__AIM__
Gather all lines in the entries below that include the word "JSON".
------------------------------------------------
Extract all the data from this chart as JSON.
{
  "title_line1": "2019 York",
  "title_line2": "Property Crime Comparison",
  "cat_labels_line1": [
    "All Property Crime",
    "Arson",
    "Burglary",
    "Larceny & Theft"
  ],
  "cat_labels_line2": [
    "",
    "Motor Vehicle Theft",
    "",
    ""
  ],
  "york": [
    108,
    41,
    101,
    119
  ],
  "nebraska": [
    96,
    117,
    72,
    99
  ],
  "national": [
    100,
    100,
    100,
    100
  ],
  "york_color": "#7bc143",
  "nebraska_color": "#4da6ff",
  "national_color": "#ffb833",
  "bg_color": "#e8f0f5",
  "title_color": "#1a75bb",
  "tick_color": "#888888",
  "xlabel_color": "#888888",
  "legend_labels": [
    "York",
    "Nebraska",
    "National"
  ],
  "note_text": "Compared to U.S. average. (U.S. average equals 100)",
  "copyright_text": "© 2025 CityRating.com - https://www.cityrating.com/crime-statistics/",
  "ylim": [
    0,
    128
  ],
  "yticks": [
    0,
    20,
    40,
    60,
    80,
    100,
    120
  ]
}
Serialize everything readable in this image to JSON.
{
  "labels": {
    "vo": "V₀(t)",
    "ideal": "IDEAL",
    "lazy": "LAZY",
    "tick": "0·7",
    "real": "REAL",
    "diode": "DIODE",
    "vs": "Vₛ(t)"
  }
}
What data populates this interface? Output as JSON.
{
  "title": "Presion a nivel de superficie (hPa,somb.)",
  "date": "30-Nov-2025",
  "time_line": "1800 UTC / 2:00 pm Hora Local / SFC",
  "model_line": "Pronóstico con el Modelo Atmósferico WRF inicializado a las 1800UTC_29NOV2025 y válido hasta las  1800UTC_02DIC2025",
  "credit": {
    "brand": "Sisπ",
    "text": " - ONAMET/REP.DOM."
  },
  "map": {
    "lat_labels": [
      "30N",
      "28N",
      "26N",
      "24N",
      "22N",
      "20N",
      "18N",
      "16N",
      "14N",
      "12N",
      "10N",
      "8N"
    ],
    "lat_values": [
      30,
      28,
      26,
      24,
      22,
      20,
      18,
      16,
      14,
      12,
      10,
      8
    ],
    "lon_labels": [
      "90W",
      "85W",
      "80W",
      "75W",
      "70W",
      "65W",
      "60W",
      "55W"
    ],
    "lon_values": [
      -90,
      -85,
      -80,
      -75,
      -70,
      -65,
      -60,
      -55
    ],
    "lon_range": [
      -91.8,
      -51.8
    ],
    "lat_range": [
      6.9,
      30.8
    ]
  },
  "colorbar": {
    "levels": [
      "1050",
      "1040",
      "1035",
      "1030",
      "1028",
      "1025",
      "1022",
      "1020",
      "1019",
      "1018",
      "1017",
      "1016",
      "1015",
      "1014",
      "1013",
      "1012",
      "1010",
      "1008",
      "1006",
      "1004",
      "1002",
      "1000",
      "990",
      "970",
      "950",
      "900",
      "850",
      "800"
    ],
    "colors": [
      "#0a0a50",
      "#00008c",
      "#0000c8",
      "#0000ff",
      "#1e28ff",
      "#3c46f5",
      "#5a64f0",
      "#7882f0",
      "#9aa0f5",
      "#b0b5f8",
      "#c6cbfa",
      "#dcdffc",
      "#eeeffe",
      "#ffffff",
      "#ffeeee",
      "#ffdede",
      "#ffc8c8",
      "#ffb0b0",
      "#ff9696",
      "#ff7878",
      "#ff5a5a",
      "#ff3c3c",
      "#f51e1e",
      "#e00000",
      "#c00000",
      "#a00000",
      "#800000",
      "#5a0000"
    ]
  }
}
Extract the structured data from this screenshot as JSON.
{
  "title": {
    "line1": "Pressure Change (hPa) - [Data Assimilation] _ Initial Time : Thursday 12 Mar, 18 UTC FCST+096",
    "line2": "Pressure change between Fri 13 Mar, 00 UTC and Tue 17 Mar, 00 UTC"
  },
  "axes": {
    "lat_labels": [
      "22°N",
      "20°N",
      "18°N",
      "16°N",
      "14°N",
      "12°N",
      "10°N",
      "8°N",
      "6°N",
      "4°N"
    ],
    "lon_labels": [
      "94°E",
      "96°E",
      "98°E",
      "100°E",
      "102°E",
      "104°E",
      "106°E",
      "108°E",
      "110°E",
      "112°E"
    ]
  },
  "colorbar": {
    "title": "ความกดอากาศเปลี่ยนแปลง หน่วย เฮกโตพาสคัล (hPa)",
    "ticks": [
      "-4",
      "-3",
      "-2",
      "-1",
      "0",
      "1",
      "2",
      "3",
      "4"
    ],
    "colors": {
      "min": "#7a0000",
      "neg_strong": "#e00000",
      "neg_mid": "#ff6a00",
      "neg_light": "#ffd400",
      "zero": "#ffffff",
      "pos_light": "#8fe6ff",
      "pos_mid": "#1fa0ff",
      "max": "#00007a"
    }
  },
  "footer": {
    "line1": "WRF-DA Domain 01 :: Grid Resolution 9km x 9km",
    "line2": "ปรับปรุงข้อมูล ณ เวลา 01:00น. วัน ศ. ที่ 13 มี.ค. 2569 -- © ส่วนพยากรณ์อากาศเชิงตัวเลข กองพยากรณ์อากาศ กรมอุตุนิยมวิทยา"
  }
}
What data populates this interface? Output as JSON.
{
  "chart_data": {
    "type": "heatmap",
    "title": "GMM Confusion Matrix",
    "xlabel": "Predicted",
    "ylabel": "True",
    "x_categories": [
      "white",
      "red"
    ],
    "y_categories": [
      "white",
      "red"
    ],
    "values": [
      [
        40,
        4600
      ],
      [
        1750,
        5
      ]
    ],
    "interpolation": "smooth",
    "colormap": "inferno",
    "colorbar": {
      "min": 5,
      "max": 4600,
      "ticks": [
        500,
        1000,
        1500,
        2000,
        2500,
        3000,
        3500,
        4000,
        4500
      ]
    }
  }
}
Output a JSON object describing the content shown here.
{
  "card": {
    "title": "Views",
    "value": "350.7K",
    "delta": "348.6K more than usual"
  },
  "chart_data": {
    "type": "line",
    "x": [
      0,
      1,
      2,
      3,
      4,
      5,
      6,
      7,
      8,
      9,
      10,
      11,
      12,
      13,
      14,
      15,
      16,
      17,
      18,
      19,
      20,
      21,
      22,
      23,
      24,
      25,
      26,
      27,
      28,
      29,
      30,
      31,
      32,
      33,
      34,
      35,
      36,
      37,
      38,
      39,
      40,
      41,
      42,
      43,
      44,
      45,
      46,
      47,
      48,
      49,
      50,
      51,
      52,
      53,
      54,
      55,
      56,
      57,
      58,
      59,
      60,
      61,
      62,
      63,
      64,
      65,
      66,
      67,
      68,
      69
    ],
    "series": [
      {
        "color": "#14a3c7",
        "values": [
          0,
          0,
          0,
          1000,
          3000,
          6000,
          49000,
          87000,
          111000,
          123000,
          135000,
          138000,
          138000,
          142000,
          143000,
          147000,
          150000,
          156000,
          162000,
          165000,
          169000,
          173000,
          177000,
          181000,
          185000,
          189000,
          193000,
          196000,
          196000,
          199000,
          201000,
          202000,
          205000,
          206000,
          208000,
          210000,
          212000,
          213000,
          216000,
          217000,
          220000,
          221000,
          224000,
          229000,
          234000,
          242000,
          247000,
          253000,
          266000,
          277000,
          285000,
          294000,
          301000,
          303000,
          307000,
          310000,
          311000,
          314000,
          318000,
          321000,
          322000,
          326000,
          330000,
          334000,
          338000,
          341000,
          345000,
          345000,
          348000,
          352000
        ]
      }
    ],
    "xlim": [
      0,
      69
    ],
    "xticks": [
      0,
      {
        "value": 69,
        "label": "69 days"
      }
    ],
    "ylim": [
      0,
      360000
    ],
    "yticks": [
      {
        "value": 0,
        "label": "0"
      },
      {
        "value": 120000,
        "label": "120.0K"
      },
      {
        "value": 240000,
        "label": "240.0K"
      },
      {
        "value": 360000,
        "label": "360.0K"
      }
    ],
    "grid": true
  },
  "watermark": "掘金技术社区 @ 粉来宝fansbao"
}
------------------------------------------------
__WRITTEN REPLY__
Extract all the data from this chart as JSON.
Serialize everything readable in this image to JSON.
What data populates this interface? Output as JSON.
Extract the structured data from this screenshot as JSON.
What data populates this interface? Output as JSON.
Output a JSON object describing the content shown here.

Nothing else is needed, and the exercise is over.